### DATASET CONTENT
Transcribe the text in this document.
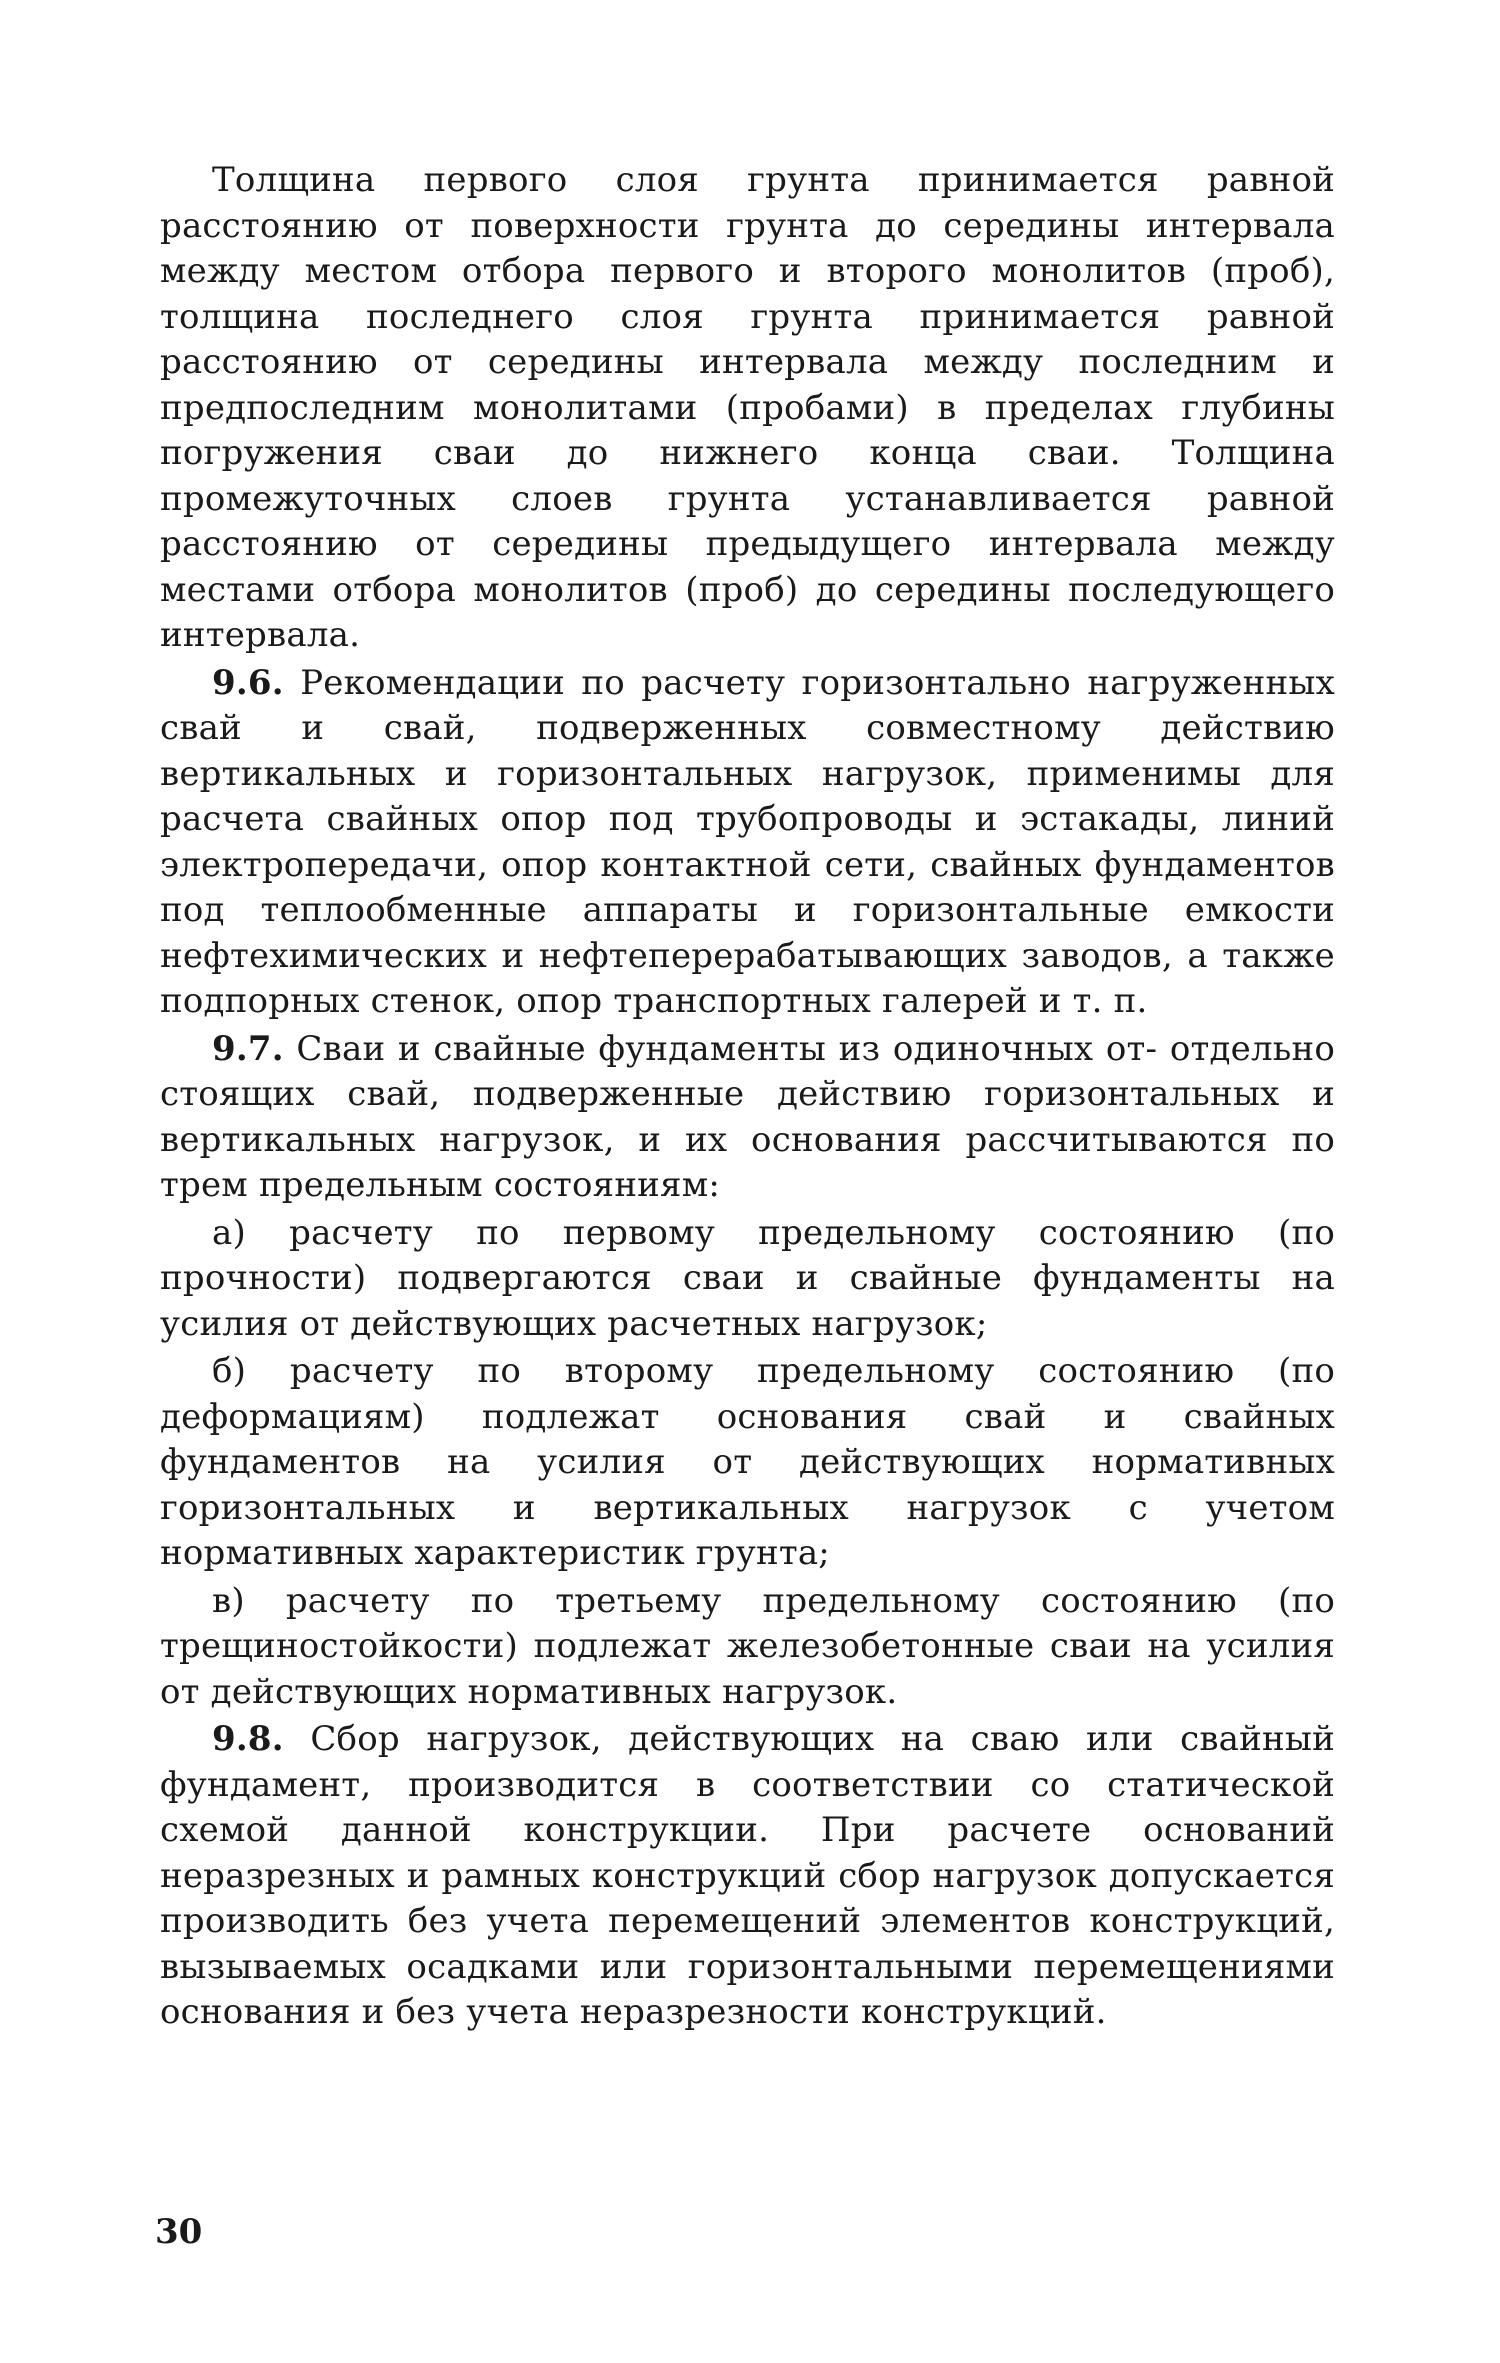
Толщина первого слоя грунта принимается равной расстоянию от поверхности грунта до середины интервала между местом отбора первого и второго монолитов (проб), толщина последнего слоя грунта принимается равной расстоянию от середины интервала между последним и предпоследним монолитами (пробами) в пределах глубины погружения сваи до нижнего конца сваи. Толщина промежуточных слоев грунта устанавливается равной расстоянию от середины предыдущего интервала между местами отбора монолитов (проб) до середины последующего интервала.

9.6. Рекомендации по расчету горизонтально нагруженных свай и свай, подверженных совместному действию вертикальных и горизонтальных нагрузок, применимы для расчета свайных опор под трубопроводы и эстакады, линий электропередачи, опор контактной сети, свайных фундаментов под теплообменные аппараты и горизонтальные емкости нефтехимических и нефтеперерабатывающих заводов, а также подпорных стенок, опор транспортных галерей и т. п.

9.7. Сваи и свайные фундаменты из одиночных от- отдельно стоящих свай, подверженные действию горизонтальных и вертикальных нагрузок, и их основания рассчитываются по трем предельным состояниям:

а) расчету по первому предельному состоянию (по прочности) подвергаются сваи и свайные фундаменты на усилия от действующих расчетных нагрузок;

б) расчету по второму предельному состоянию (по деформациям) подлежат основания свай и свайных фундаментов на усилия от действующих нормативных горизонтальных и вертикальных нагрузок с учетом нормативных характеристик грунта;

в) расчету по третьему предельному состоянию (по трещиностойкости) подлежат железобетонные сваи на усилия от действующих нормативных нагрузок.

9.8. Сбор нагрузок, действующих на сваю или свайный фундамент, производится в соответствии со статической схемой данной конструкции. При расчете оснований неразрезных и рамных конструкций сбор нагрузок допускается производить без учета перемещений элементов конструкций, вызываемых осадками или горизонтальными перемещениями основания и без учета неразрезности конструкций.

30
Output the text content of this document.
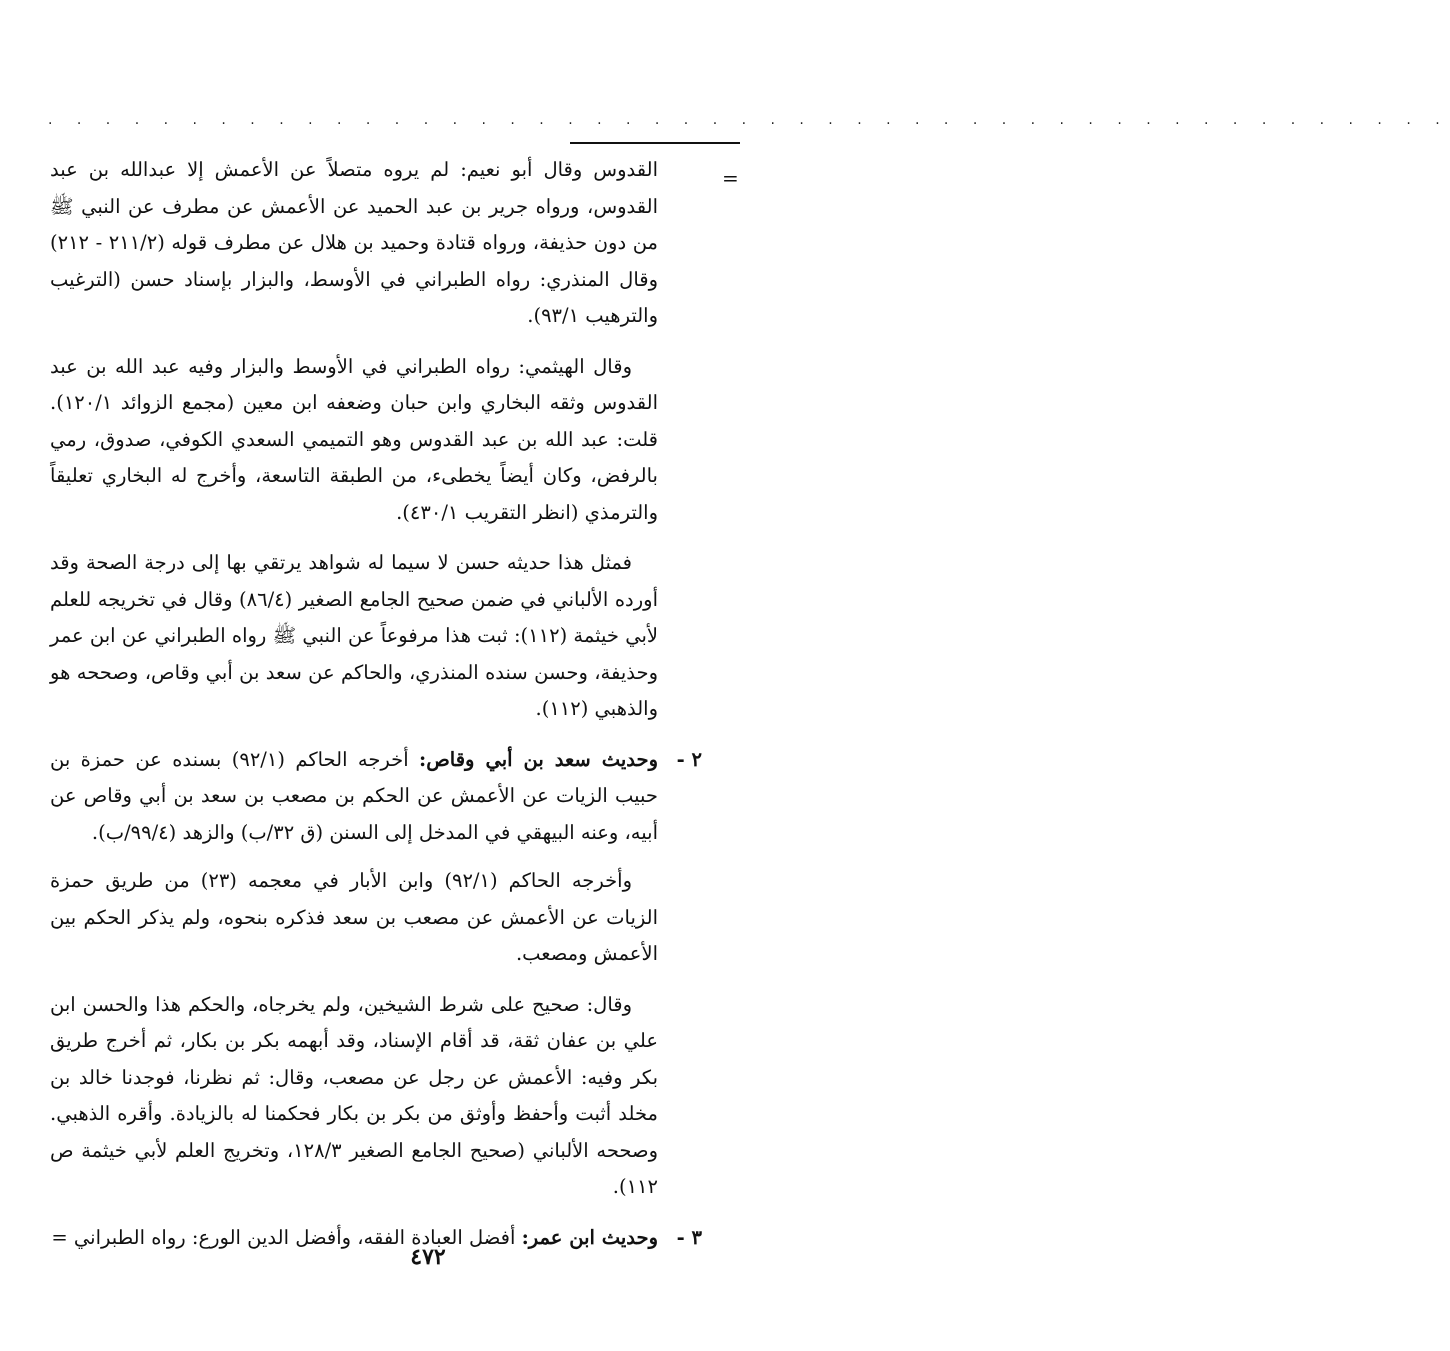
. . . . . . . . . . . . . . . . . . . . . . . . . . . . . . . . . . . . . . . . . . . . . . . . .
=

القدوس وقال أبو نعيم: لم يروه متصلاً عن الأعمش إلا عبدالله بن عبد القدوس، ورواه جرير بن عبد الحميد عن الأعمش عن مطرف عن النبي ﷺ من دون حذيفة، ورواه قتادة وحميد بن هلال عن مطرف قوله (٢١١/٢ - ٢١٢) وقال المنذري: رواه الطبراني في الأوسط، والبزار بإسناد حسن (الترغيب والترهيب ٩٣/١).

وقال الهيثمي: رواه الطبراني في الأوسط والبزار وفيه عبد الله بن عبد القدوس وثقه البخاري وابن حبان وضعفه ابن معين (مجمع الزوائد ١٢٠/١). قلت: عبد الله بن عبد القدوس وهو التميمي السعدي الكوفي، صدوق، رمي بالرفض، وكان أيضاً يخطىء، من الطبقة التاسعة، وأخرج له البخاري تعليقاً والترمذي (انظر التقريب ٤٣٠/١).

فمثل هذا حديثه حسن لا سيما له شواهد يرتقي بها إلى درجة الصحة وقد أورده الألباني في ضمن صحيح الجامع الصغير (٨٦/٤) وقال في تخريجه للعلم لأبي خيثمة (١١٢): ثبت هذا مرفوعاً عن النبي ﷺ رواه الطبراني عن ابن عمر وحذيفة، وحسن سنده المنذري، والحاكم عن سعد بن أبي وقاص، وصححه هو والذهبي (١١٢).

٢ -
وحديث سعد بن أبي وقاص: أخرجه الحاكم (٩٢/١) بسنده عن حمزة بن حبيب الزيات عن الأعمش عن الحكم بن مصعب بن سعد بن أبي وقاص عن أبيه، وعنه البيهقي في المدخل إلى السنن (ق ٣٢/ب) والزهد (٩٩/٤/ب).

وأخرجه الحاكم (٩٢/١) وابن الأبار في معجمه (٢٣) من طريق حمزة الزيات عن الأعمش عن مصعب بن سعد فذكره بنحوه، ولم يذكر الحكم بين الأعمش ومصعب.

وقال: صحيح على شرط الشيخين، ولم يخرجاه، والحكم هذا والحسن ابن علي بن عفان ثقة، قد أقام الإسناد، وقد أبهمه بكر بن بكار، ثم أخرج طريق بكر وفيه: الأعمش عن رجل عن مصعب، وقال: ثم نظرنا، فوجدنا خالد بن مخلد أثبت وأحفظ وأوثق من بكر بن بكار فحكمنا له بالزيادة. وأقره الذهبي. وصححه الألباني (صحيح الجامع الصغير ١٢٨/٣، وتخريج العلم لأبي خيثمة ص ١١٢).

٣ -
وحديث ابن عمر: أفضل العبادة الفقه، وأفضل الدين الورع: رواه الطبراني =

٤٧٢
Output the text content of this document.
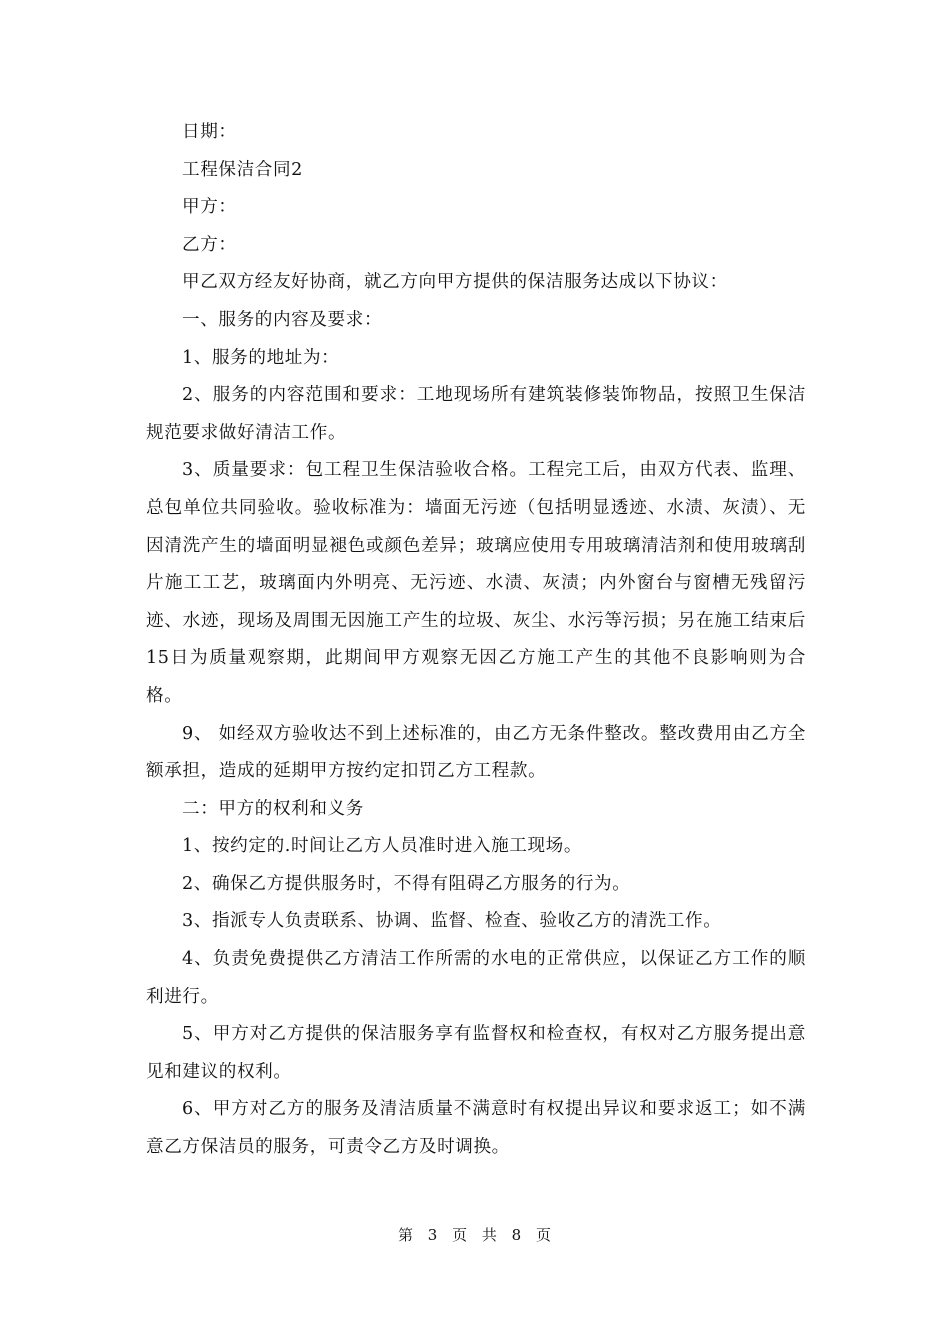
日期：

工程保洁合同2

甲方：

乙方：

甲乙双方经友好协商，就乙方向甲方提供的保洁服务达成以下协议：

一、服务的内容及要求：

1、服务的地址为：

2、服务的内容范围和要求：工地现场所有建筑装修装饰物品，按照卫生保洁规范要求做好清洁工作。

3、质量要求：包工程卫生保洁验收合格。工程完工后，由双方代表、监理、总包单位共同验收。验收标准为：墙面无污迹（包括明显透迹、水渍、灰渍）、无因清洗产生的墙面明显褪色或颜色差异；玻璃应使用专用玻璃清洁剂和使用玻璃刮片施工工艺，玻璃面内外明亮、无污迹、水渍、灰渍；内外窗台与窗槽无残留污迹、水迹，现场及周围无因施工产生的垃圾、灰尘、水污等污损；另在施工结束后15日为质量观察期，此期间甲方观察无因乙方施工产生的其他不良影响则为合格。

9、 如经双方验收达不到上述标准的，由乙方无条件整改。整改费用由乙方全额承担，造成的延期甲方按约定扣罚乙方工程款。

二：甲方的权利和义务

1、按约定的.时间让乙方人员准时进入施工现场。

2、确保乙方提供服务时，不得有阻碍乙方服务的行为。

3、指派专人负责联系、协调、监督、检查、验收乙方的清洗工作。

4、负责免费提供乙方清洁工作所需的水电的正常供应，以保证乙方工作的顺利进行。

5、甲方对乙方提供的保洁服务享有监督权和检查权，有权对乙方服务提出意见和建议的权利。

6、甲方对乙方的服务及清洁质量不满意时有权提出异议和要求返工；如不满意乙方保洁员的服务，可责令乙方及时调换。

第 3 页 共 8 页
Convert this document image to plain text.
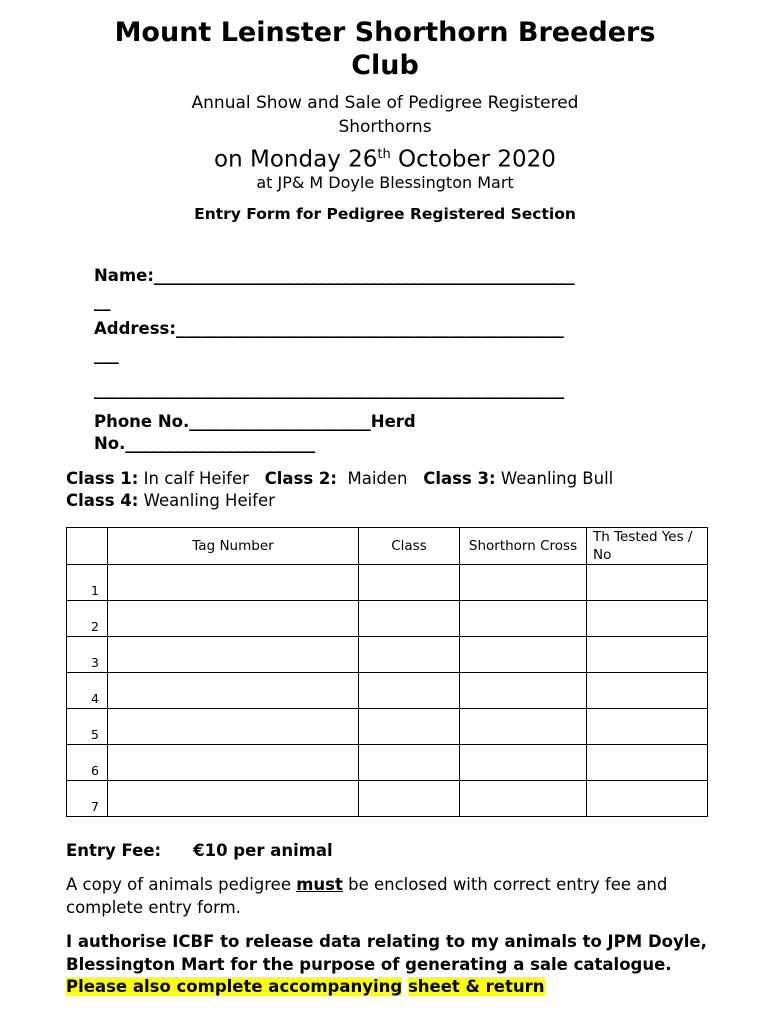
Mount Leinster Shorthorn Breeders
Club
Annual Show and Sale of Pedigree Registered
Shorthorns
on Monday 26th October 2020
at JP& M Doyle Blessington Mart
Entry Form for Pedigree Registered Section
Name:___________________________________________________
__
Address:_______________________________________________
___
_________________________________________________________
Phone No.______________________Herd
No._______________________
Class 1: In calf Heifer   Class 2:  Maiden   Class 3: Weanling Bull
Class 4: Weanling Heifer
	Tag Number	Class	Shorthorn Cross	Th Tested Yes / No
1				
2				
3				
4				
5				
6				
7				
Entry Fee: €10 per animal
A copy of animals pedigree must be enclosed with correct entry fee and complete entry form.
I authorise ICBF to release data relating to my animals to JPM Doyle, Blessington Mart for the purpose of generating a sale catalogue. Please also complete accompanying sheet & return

### EXERCISE OBJECTIVE
Report how many lines in the listing above include the word "грунта". Give nothing but the number.

### RESULT OF THE EXERCISE
2